- [STATED PROBLEM] Below is a block of records; reproduce all of them exactly and leave out any pictures.

═══ RECORDS FOR THE TASK ═══

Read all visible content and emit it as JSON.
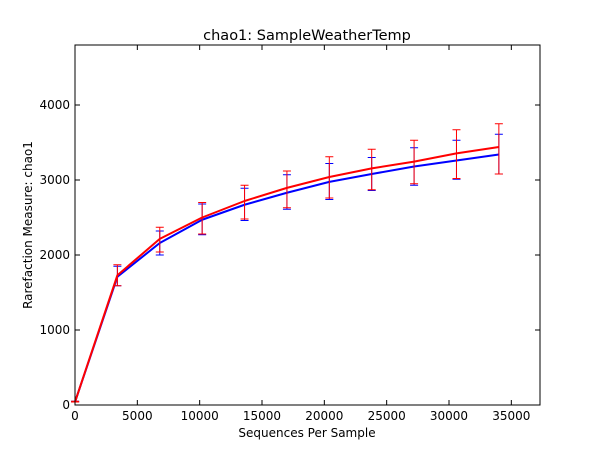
{
  "chart_data": {
    "type": "line",
    "title": "chao1: SampleWeatherTemp",
    "xlabel": "Sequences Per Sample",
    "ylabel": "Rarefaction Measure: chao1",
    "xlim": [
      0,
      37300
    ],
    "ylim": [
      0,
      4800
    ],
    "xticks": [
      0,
      5000,
      10000,
      15000,
      20000,
      25000,
      30000,
      35000
    ],
    "yticks": [
      0,
      1000,
      2000,
      3000,
      4000
    ],
    "xtick_labels": [
      "0",
      "5000",
      "10000",
      "15000",
      "20000",
      "25000",
      "30000",
      "35000"
    ],
    "ytick_labels": [
      "0",
      "1000",
      "2000",
      "3000",
      "4000"
    ],
    "grid": false,
    "legend": "none",
    "x": [
      10,
      3400,
      6800,
      10200,
      13600,
      17000,
      20400,
      23800,
      27200,
      30600,
      34000
    ],
    "series": [
      {
        "color": "#0000ff",
        "values": [
          45,
          1710,
          2160,
          2470,
          2670,
          2830,
          2975,
          3080,
          3180,
          3260,
          3340
        ],
        "err_low": [
          40,
          1590,
          2000,
          2270,
          2460,
          2610,
          2740,
          2860,
          2930,
          3010,
          3080
        ],
        "err_high": [
          50,
          1850,
          2320,
          2680,
          2890,
          3070,
          3220,
          3300,
          3430,
          3530,
          3610
        ]
      },
      {
        "color": "#ff0000",
        "values": [
          45,
          1730,
          2215,
          2500,
          2720,
          2895,
          3040,
          3155,
          3245,
          3355,
          3440
        ],
        "err_low": [
          40,
          1590,
          2040,
          2280,
          2480,
          2630,
          2760,
          2870,
          2950,
          3020,
          3080
        ],
        "err_high": [
          50,
          1870,
          2370,
          2700,
          2930,
          3120,
          3310,
          3410,
          3530,
          3670,
          3750
        ]
      }
    ]
  }
}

═══

- [CORRECT RESULT]
Read all visible content and emit it as JSON.
{
  "chart_data": {
    "type": "line",
    "title": "chao1: SampleWeatherTemp",
    "xlabel": "Sequences Per Sample",
    "ylabel": "Rarefaction Measure: chao1",
    "xlim": [
      0,
      37300
    ],
    "ylim": [
      0,
      4800
    ],
    "xticks": [
      0,
      5000,
      10000,
      15000,
      20000,
      25000,
      30000,
      35000
    ],
    "yticks": [
      0,
      1000,
      2000,
      3000,
      4000
    ],
    "xtick_labels": [
      "0",
      "5000",
      "10000",
      "15000",
      "20000",
      "25000",
      "30000",
      "35000"
    ],
    "ytick_labels": [
      "0",
      "1000",
      "2000",
      "3000",
      "4000"
    ],
    "grid": false,
    "legend": "none",
    "x": [
      10,
      3400,
      6800,
      10200,
      13600,
      17000,
      20400,
      23800,
      27200,
      30600,
      34000
    ],
    "series": [
      {
        "color": "#0000ff",
        "values": [
          45,
          1710,
          2160,
          2470,
          2670,
          2830,
          2975,
          3080,
          3180,
          3260,
          3340
        ],
        "err_low": [
          40,
          1590,
          2000,
          2270,
          2460,
          2610,
          2740,
          2860,
          2930,
          3010,
          3080
        ],
        "err_high": [
          50,
          1850,
          2320,
          2680,
          2890,
          3070,
          3220,
          3300,
          3430,
          3530,
          3610
        ]
      },
      {
        "color": "#ff0000",
        "values": [
          45,
          1730,
          2215,
          2500,
          2720,
          2895,
          3040,
          3155,
          3245,
          3355,
          3440
        ],
        "err_low": [
          40,
          1590,
          2040,
          2280,
          2480,
          2630,
          2760,
          2870,
          2950,
          3020,
          3080
        ],
        "err_high": [
          50,
          1870,
          2370,
          2700,
          2930,
          3120,
          3310,
          3410,
          3530,
          3670,
          3750
        ]
      }
    ]
  }
}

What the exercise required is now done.